◆ WHAT THE EXERCISE ASKS
Show all lines from the data that include the word "حديث".

(Collected data)

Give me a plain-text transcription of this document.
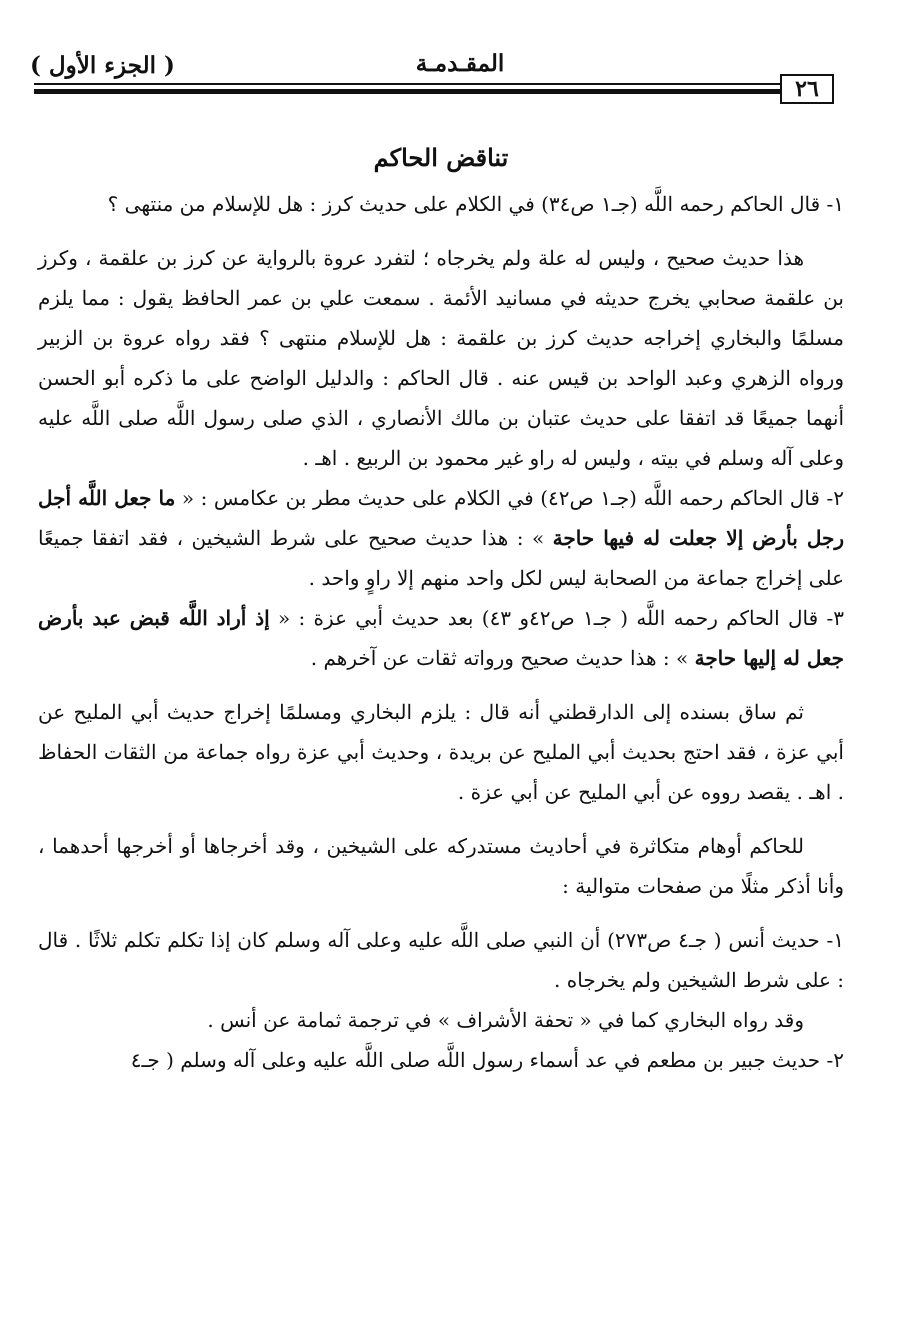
( الجزء الأول )	المقـدمـة
٢٦
تناقض الحاكم

١- قال الحاكم رحمه اللَّه (جـ١ ص٣٤) في الكلام على حديث كرز : هل للإسلام من منتهى ؟

هذا حديث صحيح ، وليس له علة ولم يخرجاه ؛ لتفرد عروة بالرواية عن كرز بن علقمة ، وكرز بن علقمة صحابي يخرج حديثه في مسانيد الأئمة . سمعت علي بن عمر الحافظ يقول : مما يلزم مسلمًا والبخاري إخراجه حديث كرز بن علقمة : هل للإسلام منتهى ؟ فقد رواه عروة بن الزبير ورواه الزهري وعبد الواحد بن قيس عنه . قال الحاكم : والدليل الواضح على ما ذكره أبو الحسن أنهما جميعًا قد اتفقا على حديث عتبان بن مالك الأنصاري ، الذي صلى رسول اللَّه صلى اللَّه عليه وعلى آله وسلم في بيته ، وليس له راو غير محمود بن الربيع . اهـ .

٢- قال الحاكم رحمه اللَّه (جـ١ ص٤٢) في الكلام على حديث مطر بن عكامس : « ما جعل اللَّه أجل رجل بأرض إلا جعلت له فيها حاجة » : هذا حديث صحيح على شرط الشيخين ، فقد اتفقا جميعًا على إخراج جماعة من الصحابة ليس لكل واحد منهم إلا راوٍ واحد .

٣- قال الحاكم رحمه اللَّه ( جـ١ ص٤٢و ٤٣) بعد حديث أبي عزة : « إذ أراد اللَّه قبض عبد بأرض جعل له إليها حاجة » : هذا حديث صحيح ورواته ثقات عن آخرهم .

ثم ساق بسنده إلى الدارقطني أنه قال : يلزم البخاري ومسلمًا إخراج حديث أبي المليح عن أبي عزة ، فقد احتج بحديث أبي المليح عن بريدة ، وحديث أبي عزة رواه جماعة من الثقات الحفاظ . اهـ . يقصد رووه عن أبي المليح عن أبي عزة .

للحاكم أوهام متكاثرة في أحاديث مستدركه على الشيخين ، وقد أخرجاها أو أخرجها أحدهما ، وأنا أذكر مثلًا من صفحات متوالية :

١- حديث أنس ( جـ٤ ص٢٧٣) أن النبي صلى اللَّه عليه وعلى آله وسلم كان إذا تكلم تكلم ثلاثًا . قال : على شرط الشيخين ولم يخرجاه .

وقد رواه البخاري كما في « تحفة الأشراف » في ترجمة ثمامة عن أنس .

٢- حديث جبير بن مطعم في عد أسماء رسول اللَّه صلى اللَّه عليه وعلى آله وسلم ( جـ٤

◆ SOLUTION
١- قال الحاكم رحمه اللَّه (جـ١ ص٣٤) في الكلام على حديث كرز : هل للإسلام من منتهى ؟
هذا حديث صحيح ، وليس له علة ولم يخرجاه ؛ لتفرد عروة بالرواية عن كرز بن علقمة ، وكرز بن علقمة صحابي يخرج حديثه في مسانيد الأئمة . سمعت علي بن عمر الحافظ يقول : مما يلزم مسلمًا والبخاري إخراجه حديث كرز بن علقمة : هل للإسلام منتهى ؟ فقد رواه عروة بن الزبير ورواه الزهري وعبد الواحد بن قيس عنه . قال الحاكم : والدليل الواضح على ما ذكره أبو الحسن أنهما جميعًا قد اتفقا على حديث عتبان بن مالك الأنصاري ، الذي صلى رسول اللَّه صلى اللَّه عليه وعلى آله وسلم في بيته ، وليس له راو غير محمود بن الربيع . اهـ .
٢- قال الحاكم رحمه اللَّه (جـ١ ص٤٢) في الكلام على حديث مطر بن عكامس : « ما جعل اللَّه أجل رجل بأرض إلا جعلت له فيها حاجة » : هذا حديث صحيح على شرط الشيخين ، فقد اتفقا جميعًا على إخراج جماعة من الصحابة ليس لكل واحد منهم إلا راوٍ واحد .
٣- قال الحاكم رحمه اللَّه ( جـ١ ص٤٢و ٤٣) بعد حديث أبي عزة : « إذ أراد اللَّه قبض عبد بأرض جعل له إليها حاجة » : هذا حديث صحيح ورواته ثقات عن آخرهم .
ثم ساق بسنده إلى الدارقطني أنه قال : يلزم البخاري ومسلمًا إخراج حديث أبي المليح عن أبي عزة ، فقد احتج بحديث أبي المليح عن بريدة ، وحديث أبي عزة رواه جماعة من الثقات الحفاظ . اهـ . يقصد رووه عن أبي المليح عن أبي عزة .
١- حديث أنس ( جـ٤ ص٢٧٣) أن النبي صلى اللَّه عليه وعلى آله وسلم كان إذا تكلم تكلم ثلاثًا . قال : على شرط الشيخين ولم يخرجاه .
٢- حديث جبير بن مطعم في عد أسماء رسول اللَّه صلى اللَّه عليه وعلى آله وسلم ( جـ٤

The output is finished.